* [Exercise goal]:
Send each entry back exactly as given, pictures excluded.

* [Excerpted records]:
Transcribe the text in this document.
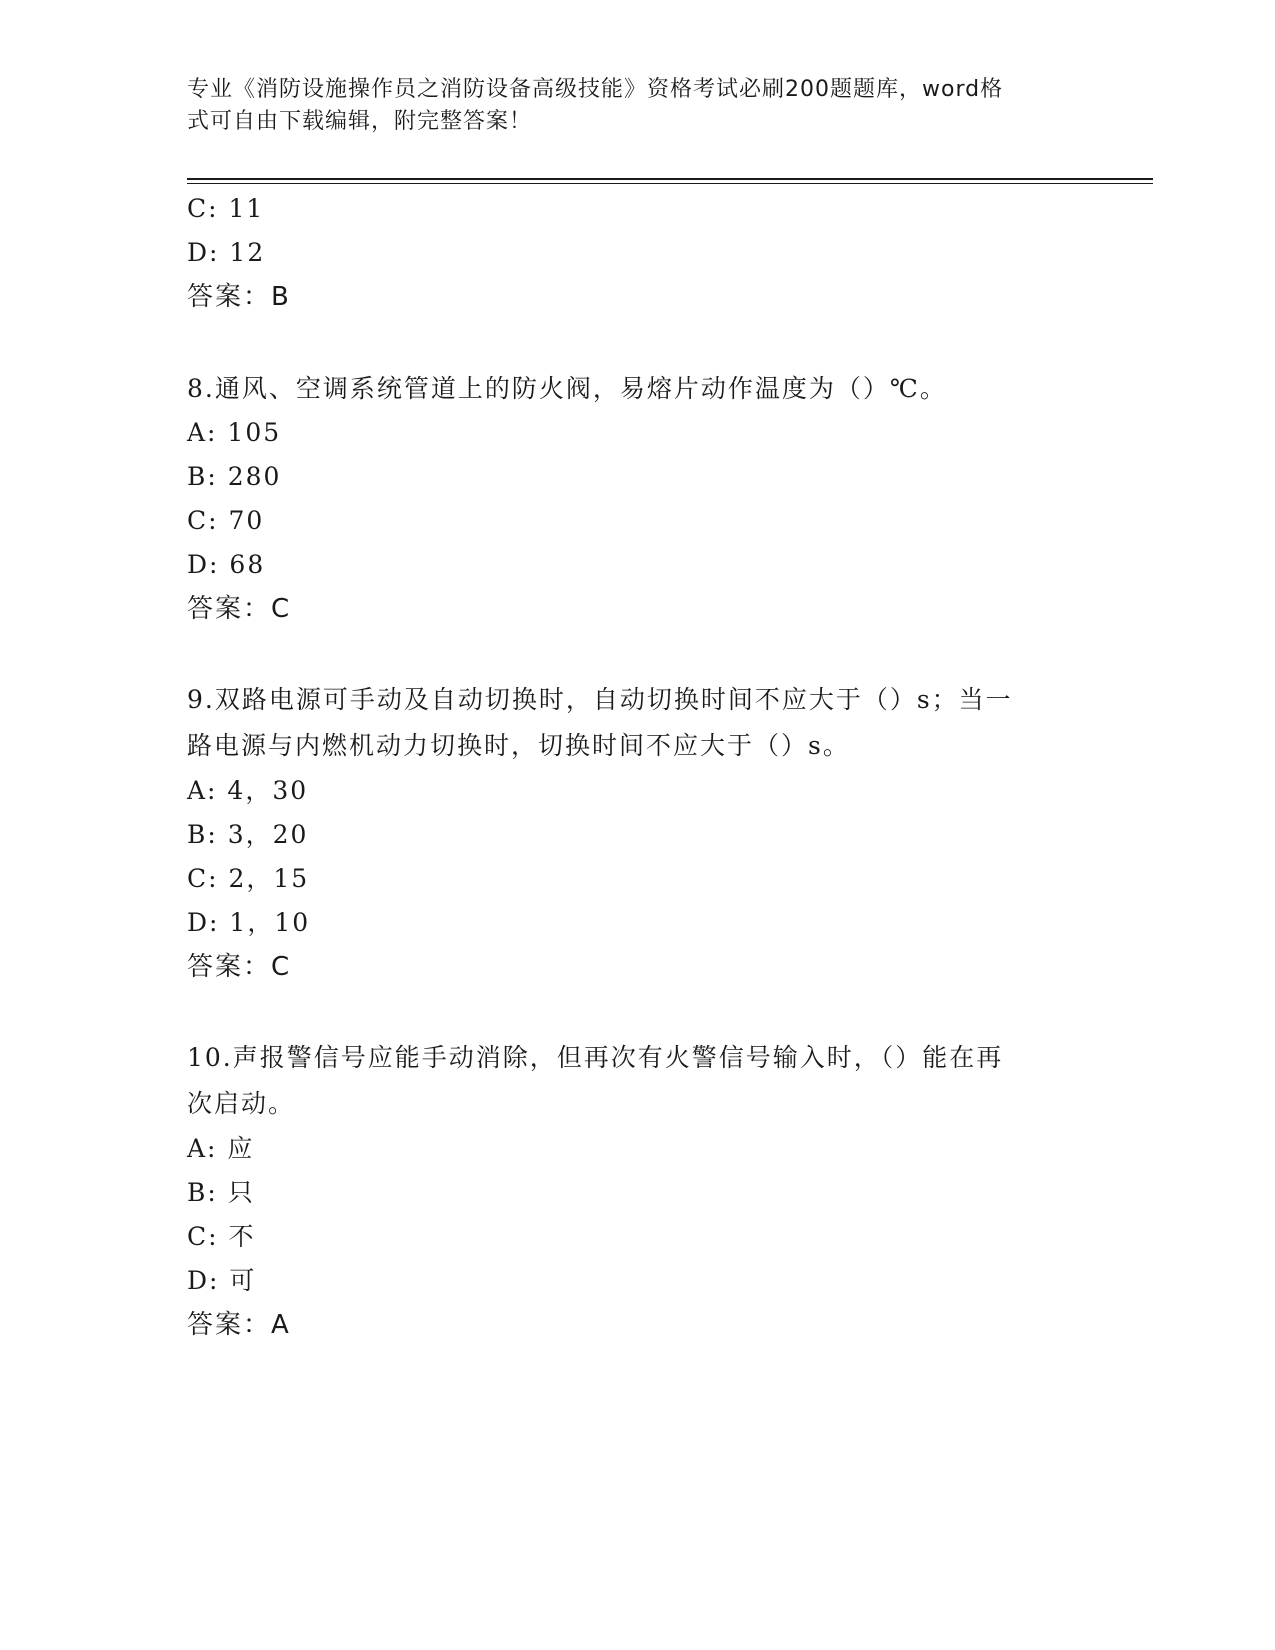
专业《消防设施操作员之消防设备高级技能》资格考试必刷200题题库，word格
式可自由下载编辑，附完整答案！
C: 11
D: 12
答案：B
8.通风、空调系统管道上的防火阀，易熔片动作温度为（）℃。
A: 105
B: 280
C: 70
D: 68
答案：C
9.双路电源可手动及自动切换时，自动切换时间不应大于（）s；当一
路电源与内燃机动力切换时，切换时间不应大于（）s。
A: 4，30
B: 3，20
C: 2，15
D: 1，10
答案：C
10.声报警信号应能手动消除，但再次有火警信号输入时，（）能在再
次启动。
A: 应
B: 只
C: 不
D: 可
答案：A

* [Correct output]:
Transcribe the text in this document.
专业《消防设施操作员之消防设备高级技能》资格考试必刷200题题库，word格
式可自由下载编辑，附完整答案！
C: 11
D: 12
答案：B
8.通风、空调系统管道上的防火阀，易熔片动作温度为（）℃。
A: 105
B: 280
C: 70
D: 68
答案：C
9.双路电源可手动及自动切换时，自动切换时间不应大于（）s；当一
路电源与内燃机动力切换时，切换时间不应大于（）s。
A: 4，30
B: 3，20
C: 2，15
D: 1，10
答案：C
10.声报警信号应能手动消除，但再次有火警信号输入时，（）能在再
次启动。
A: 应
B: 只
C: 不
D: 可
答案：A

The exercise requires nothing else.